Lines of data
---+---
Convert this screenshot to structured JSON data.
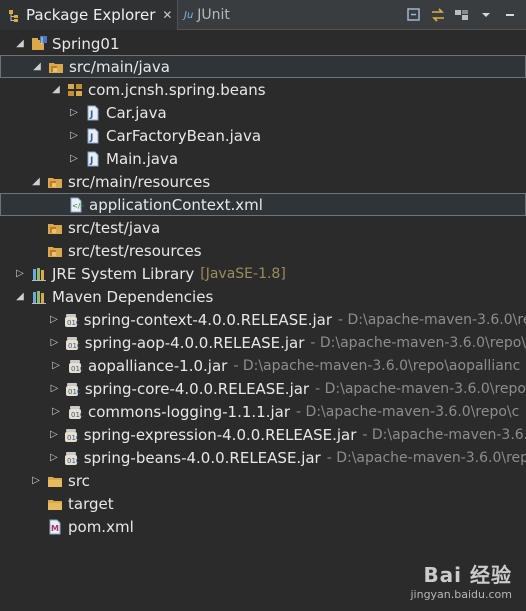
{
  "tabs": [
    {
      "label": "Package Explorer",
      "active": true,
      "icon": "package-explorer-icon"
    },
    {
      "label": "JUnit",
      "active": false,
      "icon": "junit-icon"
    }
  ],
  "tab_close": "✕",
  "junit_prefix": "Ju",
  "toolbar_icons": [
    "collapse-all-icon",
    "link-with-editor-icon",
    "focus-icon",
    "view-menu-icon",
    "minimize-icon"
  ],
  "tree": [
    {
      "label": "Spring01",
      "icon": "project-icon",
      "twisty": "expanded"
    },
    {
      "label": "src/main/java",
      "icon": "source-folder-icon",
      "twisty": "expanded"
    },
    {
      "label": "com.jcnsh.spring.beans",
      "icon": "package-icon",
      "twisty": "expanded"
    },
    {
      "label": "Car.java",
      "icon": "java-file-icon",
      "twisty": "collapsed"
    },
    {
      "label": "CarFactoryBean.java",
      "icon": "java-file-icon",
      "twisty": "collapsed"
    },
    {
      "label": "Main.java",
      "icon": "java-file-icon",
      "twisty": "collapsed"
    },
    {
      "label": "src/main/resources",
      "icon": "source-folder-icon",
      "twisty": "expanded"
    },
    {
      "label": "applicationContext.xml",
      "icon": "xml-file-icon",
      "twisty": "none"
    },
    {
      "label": "src/test/java",
      "icon": "source-folder-icon",
      "twisty": "none"
    },
    {
      "label": "src/test/resources",
      "icon": "source-folder-icon",
      "twisty": "none"
    },
    {
      "label": "JRE System Library",
      "decoration": "[JavaSE-1.8]",
      "icon": "library-icon",
      "twisty": "collapsed"
    },
    {
      "label": "Maven Dependencies",
      "icon": "library-icon",
      "twisty": "expanded"
    },
    {
      "label": "spring-context-4.0.0.RELEASE.jar",
      "decoration": "- D:\\apache-maven-3.6.0\\re",
      "icon": "jar-icon",
      "twisty": "collapsed"
    },
    {
      "label": "spring-aop-4.0.0.RELEASE.jar",
      "decoration": "- D:\\apache-maven-3.6.0\\repo\\",
      "icon": "jar-icon",
      "twisty": "collapsed"
    },
    {
      "label": "aopalliance-1.0.jar",
      "decoration": "- D:\\apache-maven-3.6.0\\repo\\aopallianc",
      "icon": "jar-icon",
      "twisty": "collapsed"
    },
    {
      "label": "spring-core-4.0.0.RELEASE.jar",
      "decoration": "- D:\\apache-maven-3.6.0\\repo",
      "icon": "jar-icon",
      "twisty": "collapsed"
    },
    {
      "label": "commons-logging-1.1.1.jar",
      "decoration": "- D:\\apache-maven-3.6.0\\repo\\c",
      "icon": "jar-icon",
      "twisty": "collapsed"
    },
    {
      "label": "spring-expression-4.0.0.RELEASE.jar",
      "decoration": "- D:\\apache-maven-3.6.0",
      "icon": "jar-icon",
      "twisty": "collapsed"
    },
    {
      "label": "spring-beans-4.0.0.RELEASE.jar",
      "decoration": "- D:\\apache-maven-3.6.0\\rep",
      "icon": "jar-icon",
      "twisty": "collapsed"
    },
    {
      "label": "src",
      "icon": "folder-icon",
      "twisty": "collapsed"
    },
    {
      "label": "target",
      "icon": "folder-icon",
      "twisty": "none"
    },
    {
      "label": "pom.xml",
      "icon": "maven-pom-icon",
      "twisty": "none"
    }
  ],
  "watermark": {
    "main": "Bai 经验",
    "sub": "jingyan.baidu.com"
  },
  "colors": {
    "background": "#2b2b2b",
    "text": "#e8e8e8",
    "decoration": "#8d8d8d",
    "jre_decoration": "#9b8c5c",
    "folder": "#d9a94c",
    "java": "#6fa8dc"
  }
}
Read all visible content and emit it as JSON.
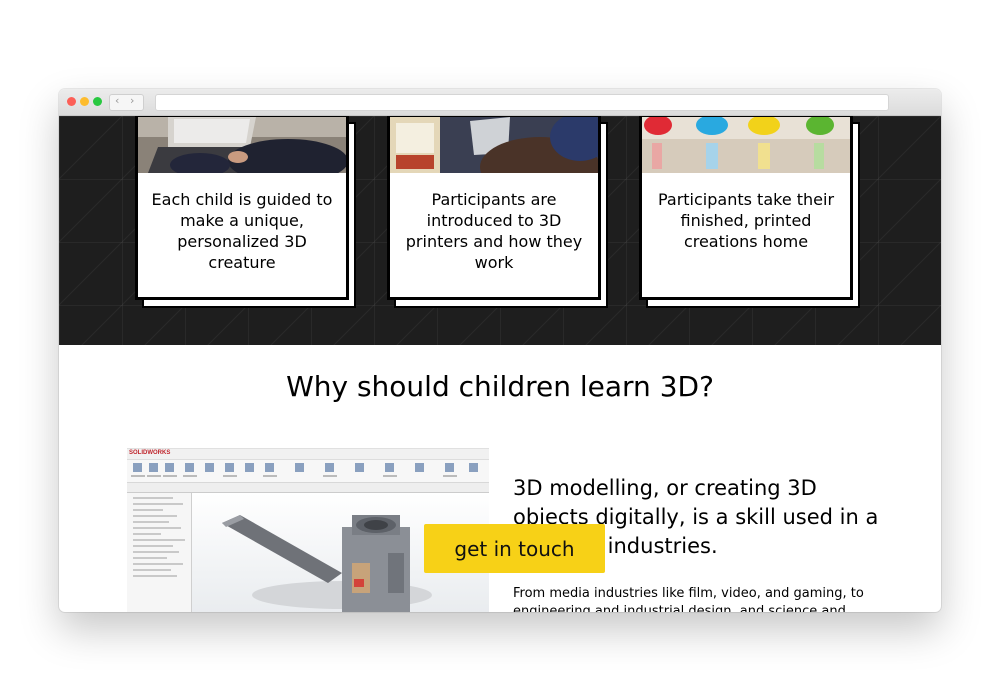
{
  "cards": [
    {
      "caption": "Each child is guided to make a unique, personalized 3D creature"
    },
    {
      "caption": "Participants are introduced to 3D printers and how they work"
    },
    {
      "caption": "Participants take their finished, printed creations home"
    }
  ],
  "section": {
    "title": "Why should children learn 3D?",
    "lead": "3D modelling, or creating 3D objects digitally, is a skill used in a range of industries.",
    "body": "From media industries like film, video, and gaming, to engineering and industrial design, and science and"
  },
  "software": {
    "brand": "SOLIDWORKS"
  },
  "cta": {
    "label": "get in touch"
  },
  "icons": {
    "back": "chevron-left-icon",
    "forward": "chevron-right-icon"
  },
  "colors": {
    "cta": "#f7d117",
    "dark_band": "#1e1e1e"
  }
}
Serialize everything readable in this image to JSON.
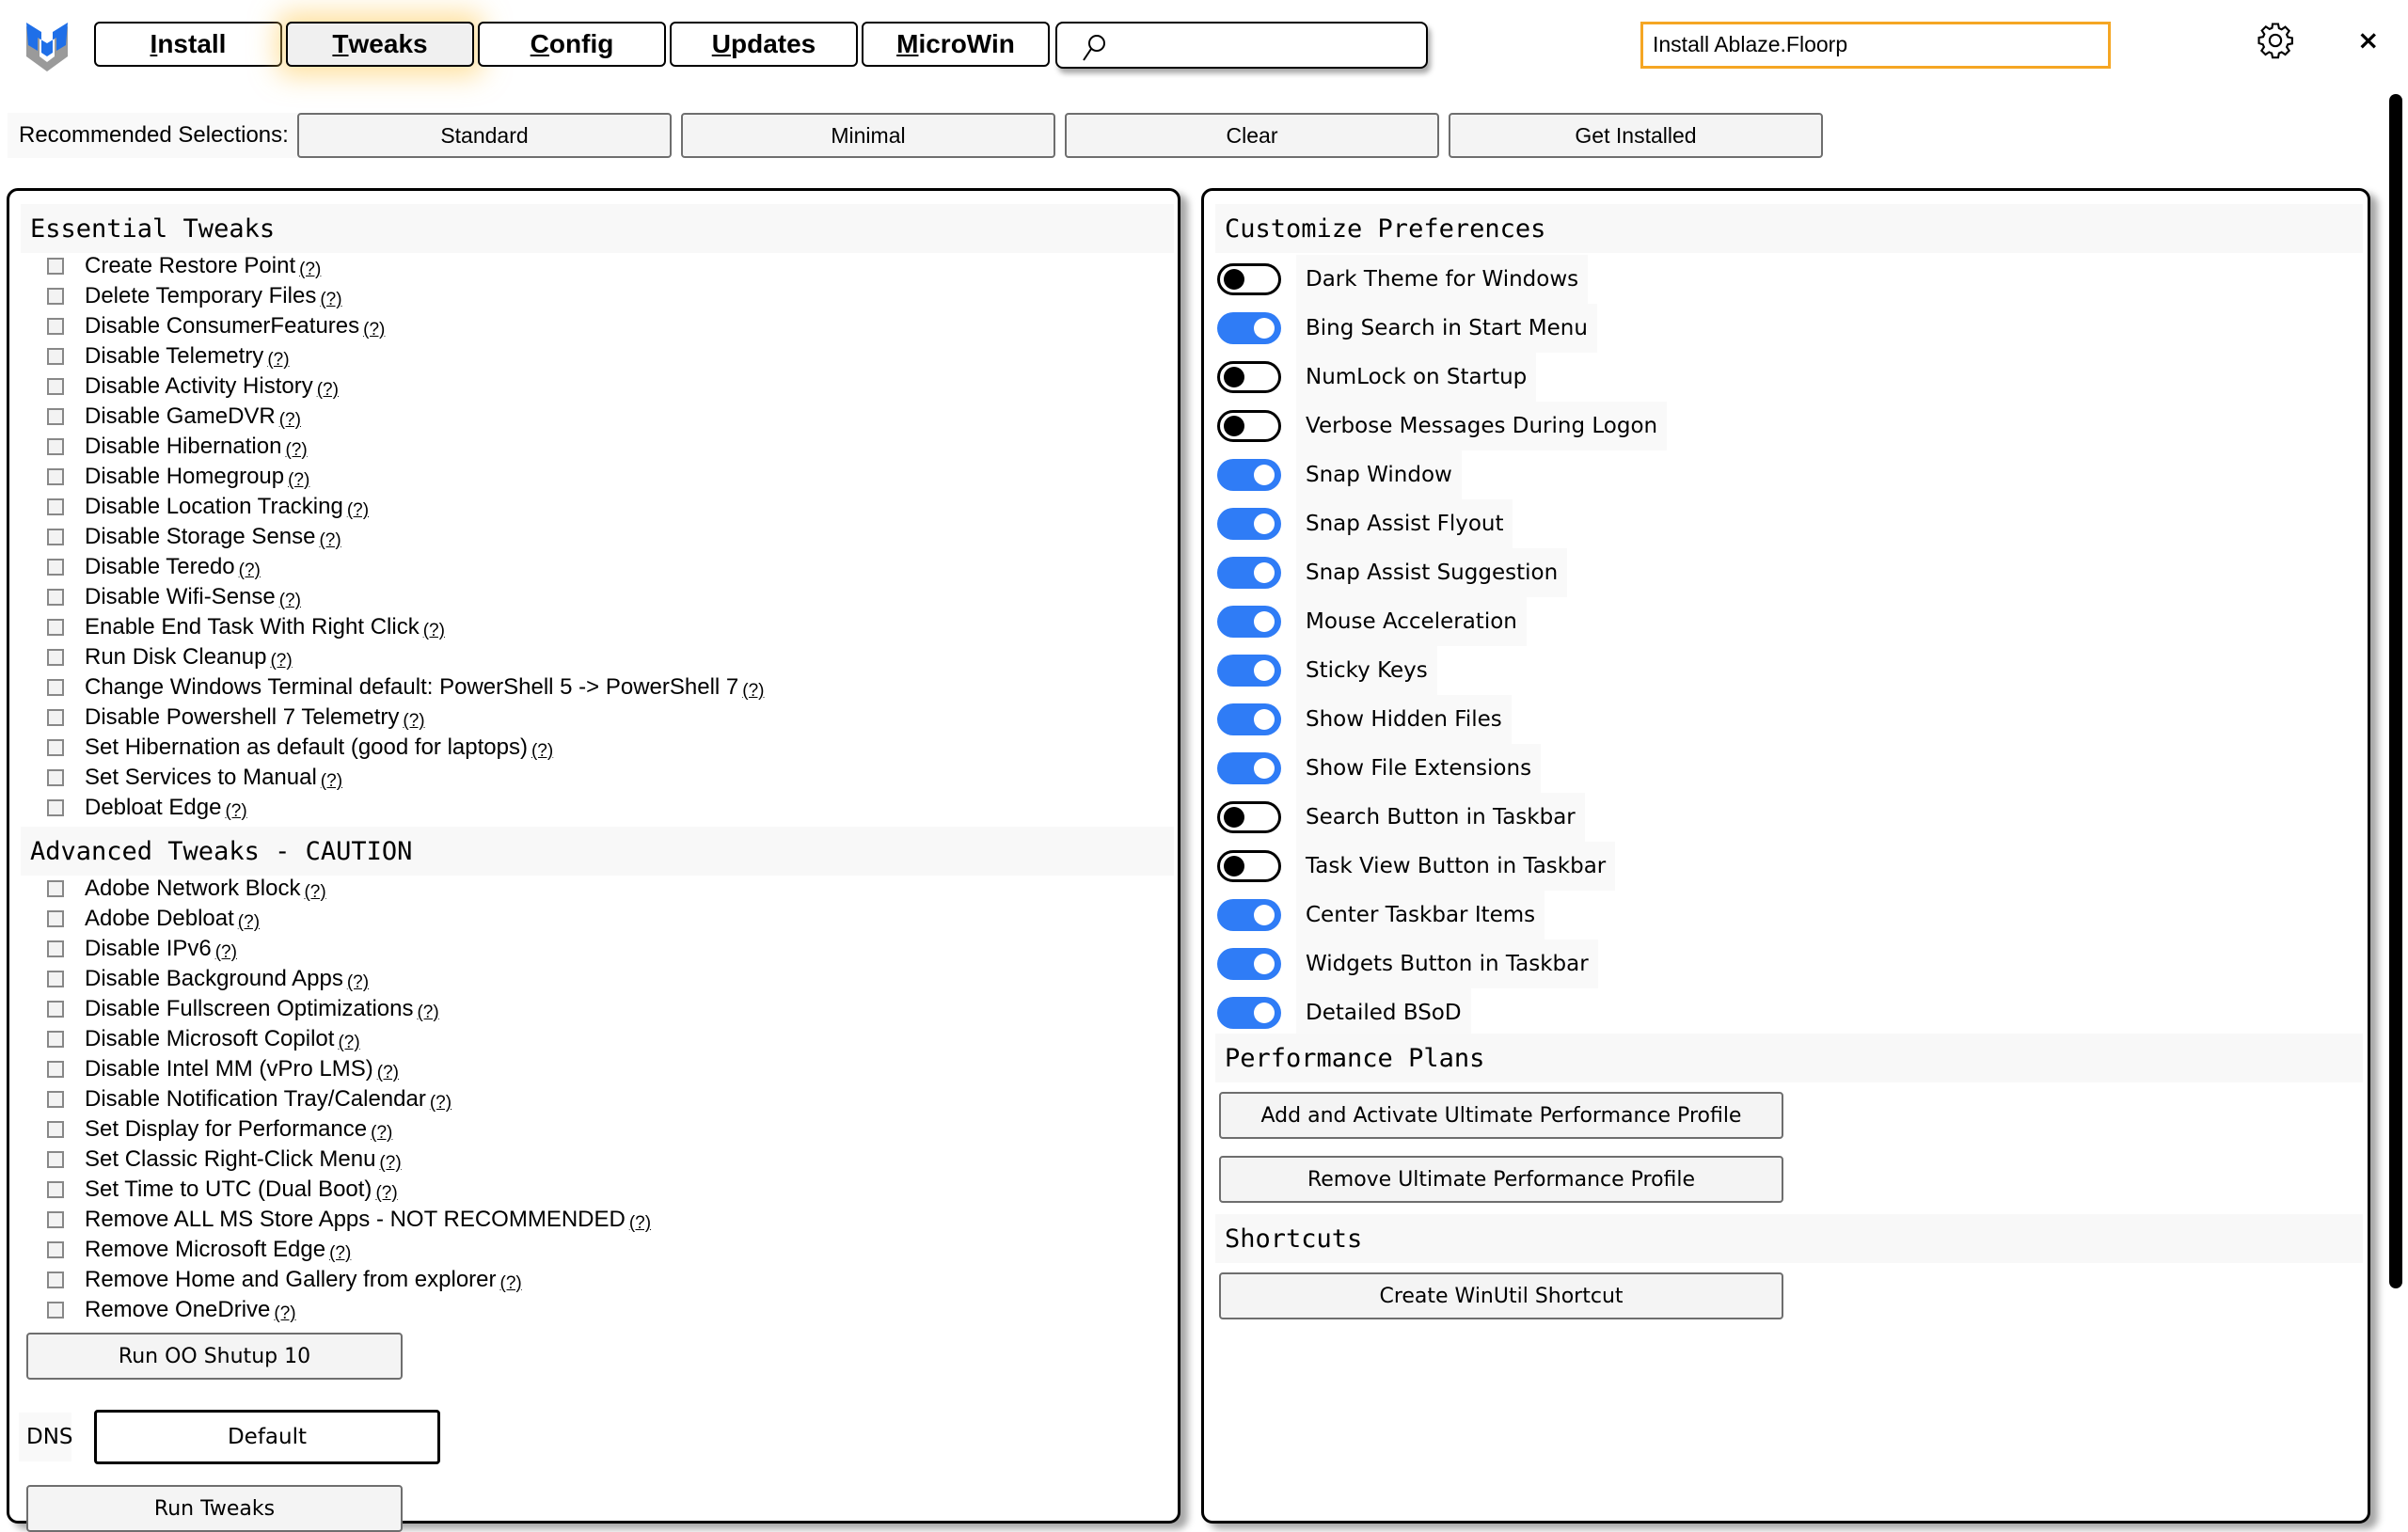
---+---
The request: Reproduce the full listing faithfully, but do not carry over any pictures.

Complete answer:
Convert this screenshot to structured JSON data.
{
  "tabs": [
    {
      "label": "Package Explorer",
      "active": true,
      "icon": "package-explorer-icon"
    },
    {
      "label": "JUnit",
      "active": false,
      "icon": "junit-icon"
    }
  ],
  "tab_close": "✕",
  "junit_prefix": "Ju",
  "toolbar_icons": [
    "collapse-all-icon",
    "link-with-editor-icon",
    "focus-icon",
    "view-menu-icon",
    "minimize-icon"
  ],
  "tree": [
    {
      "label": "Spring01",
      "icon": "project-icon",
      "twisty": "expanded"
    },
    {
      "label": "src/main/java",
      "icon": "source-folder-icon",
      "twisty": "expanded"
    },
    {
      "label": "com.jcnsh.spring.beans",
      "icon": "package-icon",
      "twisty": "expanded"
    },
    {
      "label": "Car.java",
      "icon": "java-file-icon",
      "twisty": "collapsed"
    },
    {
      "label": "CarFactoryBean.java",
      "icon": "java-file-icon",
      "twisty": "collapsed"
    },
    {
      "label": "Main.java",
      "icon": "java-file-icon",
      "twisty": "collapsed"
    },
    {
      "label": "src/main/resources",
      "icon": "source-folder-icon",
      "twisty": "expanded"
    },
    {
      "label": "applicationContext.xml",
      "icon": "xml-file-icon",
      "twisty": "none"
    },
    {
      "label": "src/test/java",
      "icon": "source-folder-icon",
      "twisty": "none"
    },
    {
      "label": "src/test/resources",
      "icon": "source-folder-icon",
      "twisty": "none"
    },
    {
      "label": "JRE System Library",
      "decoration": "[JavaSE-1.8]",
      "icon": "library-icon",
      "twisty": "collapsed"
    },
    {
      "label": "Maven Dependencies",
      "icon": "library-icon",
      "twisty": "expanded"
    },
    {
      "label": "spring-context-4.0.0.RELEASE.jar",
      "decoration": "- D:\\apache-maven-3.6.0\\re",
      "icon": "jar-icon",
      "twisty": "collapsed"
    },
    {
      "label": "spring-aop-4.0.0.RELEASE.jar",
      "decoration": "- D:\\apache-maven-3.6.0\\repo\\",
      "icon": "jar-icon",
      "twisty": "collapsed"
    },
    {
      "label": "aopalliance-1.0.jar",
      "decoration": "- D:\\apache-maven-3.6.0\\repo\\aopallianc",
      "icon": "jar-icon",
      "twisty": "collapsed"
    },
    {
      "label": "spring-core-4.0.0.RELEASE.jar",
      "decoration": "- D:\\apache-maven-3.6.0\\repo",
      "icon": "jar-icon",
      "twisty": "collapsed"
    },
    {
      "label": "commons-logging-1.1.1.jar",
      "decoration": "- D:\\apache-maven-3.6.0\\repo\\c",
      "icon": "jar-icon",
      "twisty": "collapsed"
    },
    {
      "label": "spring-expression-4.0.0.RELEASE.jar",
      "decoration": "- D:\\apache-maven-3.6.0",
      "icon": "jar-icon",
      "twisty": "collapsed"
    },
    {
      "label": "spring-beans-4.0.0.RELEASE.jar",
      "decoration": "- D:\\apache-maven-3.6.0\\rep",
      "icon": "jar-icon",
      "twisty": "collapsed"
    },
    {
      "label": "src",
      "icon": "folder-icon",
      "twisty": "collapsed"
    },
    {
      "label": "target",
      "icon": "folder-icon",
      "twisty": "none"
    },
    {
      "label": "pom.xml",
      "icon": "maven-pom-icon",
      "twisty": "none"
    }
  ],
  "watermark": {
    "main": "Bai 经验",
    "sub": "jingyan.baidu.com"
  },
  "colors": {
    "background": "#2b2b2b",
    "text": "#e8e8e8",
    "decoration": "#8d8d8d",
    "jre_decoration": "#9b8c5c",
    "folder": "#d9a94c",
    "java": "#6fa8dc"
  }
}
Read all visible content and emit it as JSON.
{
  "cards": [
    {
      "caption": "Each child is guided to make a unique, personalized 3D creature"
    },
    {
      "caption": "Participants are introduced to 3D printers and how they work"
    },
    {
      "caption": "Participants take their finished, printed creations home"
    }
  ],
  "section": {
    "title": "Why should children learn 3D?",
    "lead": "3D modelling, or creating 3D objects digitally, is a skill used in a range of industries.",
    "body": "From media industries like film, video, and gaming, to engineering and industrial design, and science and"
  },
  "software": {
    "brand": "SOLIDWORKS"
  },
  "cta": {
    "label": "get in touch"
  },
  "icons": {
    "back": "chevron-left-icon",
    "forward": "chevron-right-icon"
  },
  "colors": {
    "cta": "#f7d117",
    "dark_band": "#1e1e1e"
  }
}
Serialize everything readable in this image to JSON.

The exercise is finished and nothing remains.